Switch "laugh-emoji-icon" to "grin-emoji-icon" in the data from the first line to the line with "likes-text: neilnitinmukesh ಮತ್ತು", and return those lines with everything else unchanged.

> **Extracted entries**:
-- START --

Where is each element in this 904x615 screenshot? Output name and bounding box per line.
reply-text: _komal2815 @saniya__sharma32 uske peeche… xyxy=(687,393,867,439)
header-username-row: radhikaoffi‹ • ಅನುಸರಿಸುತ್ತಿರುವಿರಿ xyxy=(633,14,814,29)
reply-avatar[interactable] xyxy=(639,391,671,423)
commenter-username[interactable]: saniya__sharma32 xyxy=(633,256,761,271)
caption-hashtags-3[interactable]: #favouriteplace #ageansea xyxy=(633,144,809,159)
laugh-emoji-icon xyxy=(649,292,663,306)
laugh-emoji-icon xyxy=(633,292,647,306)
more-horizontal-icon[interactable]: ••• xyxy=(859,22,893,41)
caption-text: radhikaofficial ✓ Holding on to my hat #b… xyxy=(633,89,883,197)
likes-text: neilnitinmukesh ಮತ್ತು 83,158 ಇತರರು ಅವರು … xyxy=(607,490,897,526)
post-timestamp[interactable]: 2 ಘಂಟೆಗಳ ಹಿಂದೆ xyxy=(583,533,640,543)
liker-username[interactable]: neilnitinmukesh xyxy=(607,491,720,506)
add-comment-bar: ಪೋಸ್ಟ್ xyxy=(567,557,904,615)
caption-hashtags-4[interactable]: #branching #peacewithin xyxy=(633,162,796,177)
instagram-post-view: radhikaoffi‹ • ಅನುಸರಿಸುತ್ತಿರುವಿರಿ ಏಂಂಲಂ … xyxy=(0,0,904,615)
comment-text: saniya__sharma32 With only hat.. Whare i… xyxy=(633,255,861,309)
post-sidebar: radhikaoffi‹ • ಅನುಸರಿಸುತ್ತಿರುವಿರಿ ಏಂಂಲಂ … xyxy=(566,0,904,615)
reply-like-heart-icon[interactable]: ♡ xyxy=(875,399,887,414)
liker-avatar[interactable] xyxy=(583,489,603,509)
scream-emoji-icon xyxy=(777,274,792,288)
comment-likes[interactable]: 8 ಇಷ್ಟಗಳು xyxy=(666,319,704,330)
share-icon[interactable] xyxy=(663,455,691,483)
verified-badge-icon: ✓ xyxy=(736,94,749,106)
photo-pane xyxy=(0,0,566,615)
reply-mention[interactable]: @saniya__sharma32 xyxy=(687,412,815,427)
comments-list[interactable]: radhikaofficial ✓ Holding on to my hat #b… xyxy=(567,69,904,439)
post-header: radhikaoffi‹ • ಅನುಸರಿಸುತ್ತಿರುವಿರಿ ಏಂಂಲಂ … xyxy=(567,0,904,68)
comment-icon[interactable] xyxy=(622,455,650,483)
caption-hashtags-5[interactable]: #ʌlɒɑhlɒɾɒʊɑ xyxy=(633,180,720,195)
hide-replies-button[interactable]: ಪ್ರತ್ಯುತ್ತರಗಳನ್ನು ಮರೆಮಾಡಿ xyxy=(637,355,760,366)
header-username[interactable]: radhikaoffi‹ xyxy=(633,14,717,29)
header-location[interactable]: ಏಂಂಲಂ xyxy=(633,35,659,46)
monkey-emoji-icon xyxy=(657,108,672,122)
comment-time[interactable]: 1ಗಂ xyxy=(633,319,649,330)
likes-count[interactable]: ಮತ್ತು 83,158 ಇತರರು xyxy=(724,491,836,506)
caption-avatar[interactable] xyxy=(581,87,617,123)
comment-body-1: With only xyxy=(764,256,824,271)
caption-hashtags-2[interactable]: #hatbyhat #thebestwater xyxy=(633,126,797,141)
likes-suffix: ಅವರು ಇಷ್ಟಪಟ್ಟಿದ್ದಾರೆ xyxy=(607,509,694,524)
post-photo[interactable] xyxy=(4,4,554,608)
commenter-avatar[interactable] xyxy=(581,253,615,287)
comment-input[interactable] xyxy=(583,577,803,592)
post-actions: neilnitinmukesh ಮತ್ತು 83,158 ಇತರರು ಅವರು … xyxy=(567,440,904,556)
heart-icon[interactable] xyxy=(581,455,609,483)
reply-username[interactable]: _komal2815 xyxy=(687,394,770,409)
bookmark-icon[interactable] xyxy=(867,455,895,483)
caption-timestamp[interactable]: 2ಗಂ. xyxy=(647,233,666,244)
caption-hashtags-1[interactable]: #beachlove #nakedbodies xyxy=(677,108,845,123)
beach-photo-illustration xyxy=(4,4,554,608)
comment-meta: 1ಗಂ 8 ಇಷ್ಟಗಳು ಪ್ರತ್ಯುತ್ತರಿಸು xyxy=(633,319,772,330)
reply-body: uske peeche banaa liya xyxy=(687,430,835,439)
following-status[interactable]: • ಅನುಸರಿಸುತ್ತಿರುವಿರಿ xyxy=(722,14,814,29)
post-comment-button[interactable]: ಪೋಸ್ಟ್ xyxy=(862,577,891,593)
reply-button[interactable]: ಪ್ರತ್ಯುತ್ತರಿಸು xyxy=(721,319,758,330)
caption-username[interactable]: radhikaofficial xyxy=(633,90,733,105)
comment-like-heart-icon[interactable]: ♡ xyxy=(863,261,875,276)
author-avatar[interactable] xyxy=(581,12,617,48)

-- END --

> **Correct response**:
Where is each element in this 904x615 screenshot? Output name and bounding box per line.
reply-text: _komal2815 @saniya__sharma32 uske peeche… xyxy=(687,393,867,439)
header-username-row: radhikaoffi‹ • ಅನುಸರಿಸುತ್ತಿರುವಿರಿ xyxy=(633,14,814,29)
reply-avatar[interactable] xyxy=(639,391,671,423)
commenter-username[interactable]: saniya__sharma32 xyxy=(633,256,761,271)
caption-hashtags-3[interactable]: #favouriteplace #ageansea xyxy=(633,144,809,159)
grin-emoji-icon xyxy=(649,292,663,306)
grin-emoji-icon xyxy=(633,292,647,306)
more-horizontal-icon[interactable]: ••• xyxy=(859,22,893,41)
caption-text: radhikaofficial ✓ Holding on to my hat #b… xyxy=(633,89,883,197)
likes-text: neilnitinmukesh ಮತ್ತು 83,158 ಇತರರು ಅವರು … xyxy=(607,490,897,526)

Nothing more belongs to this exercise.